- [Document passage]
La Drôlesse
For as long as I’ve been attending Cannes, the festival has always included a few retrospective films and restorations. But in 2005, buoyed by an upsurge in film preservation, the festival launched an official Classics section. In its early years Cannes Classics was a source of rarities and discoveries for me—Jacques Doillon’s La Drôlesse, Cheng Kang’s The 14 Amazons, Mrinal Sen’s The Ruins, and more. But I’ve noticed a steady drift in the program over the years. Today Cannes Classics still shows a handful of lost or rediscovered films but it’s now mainly a launching pad for new digital versions of familiar titles from close to home. This year’s Cannes Classics included films like A Fistful of Dollars (which closed the festival), Paris, Texas, and The Last Metro—films hardly in danger of being lost.
This is a reflection of a fundamental shift away from the restoration and reintroduction of works that had previously been difficult to see and had therefore fallen out of the conversation in film culture, and toward a focus on the best-known films and filmmakers, and—thanks to the attention promised by the Classics sections at Cannes, Venice, and the other big festivals now—a new “celebrity system” in film heritage. And it’s mostly in alliance with market forces (television, home video, online). Most of these so-called restorations are nothing more than digitizations: “newly washed” versions of films that aim to make the visuals fit the current HD paradigm.

- [Material]
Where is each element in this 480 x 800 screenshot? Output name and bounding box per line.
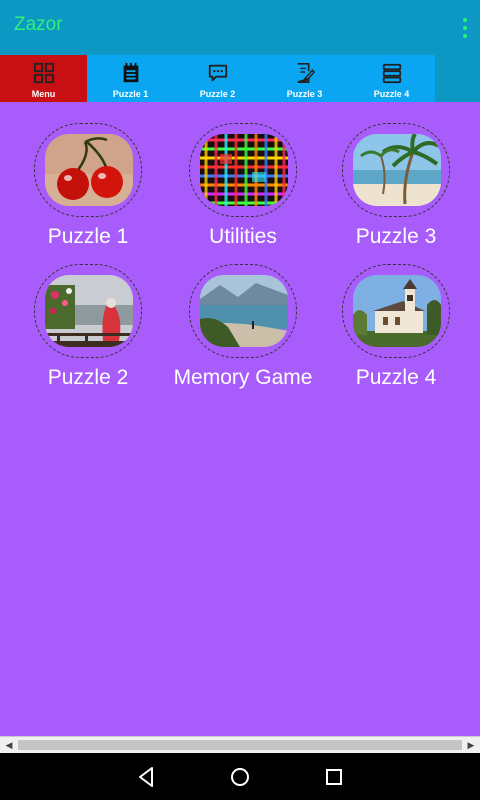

- [To do]
From the passage on Cannes Classics, extract everything from "This is a reflection" down to "current HD paradigm.". The data bears no relation to what is asked here.

- [Task answer]
This is a reflection of a fundamental shift away from the restoration and reintroduction of works that had previously been difficult to see and had therefore fallen out of the conversation in film culture, and toward a focus on the best-known films and filmmakers, and—thanks to the attention promised by the Classics sections at Cannes, Venice, and the other big festivals now—a new “celebrity system” in film heritage. And it’s mostly in alliance with market forces (television, home video, online). Most of these so-called restorations are nothing more than digitizations: “newly washed” versions of films that aim to make the visuals fit the current HD paradigm.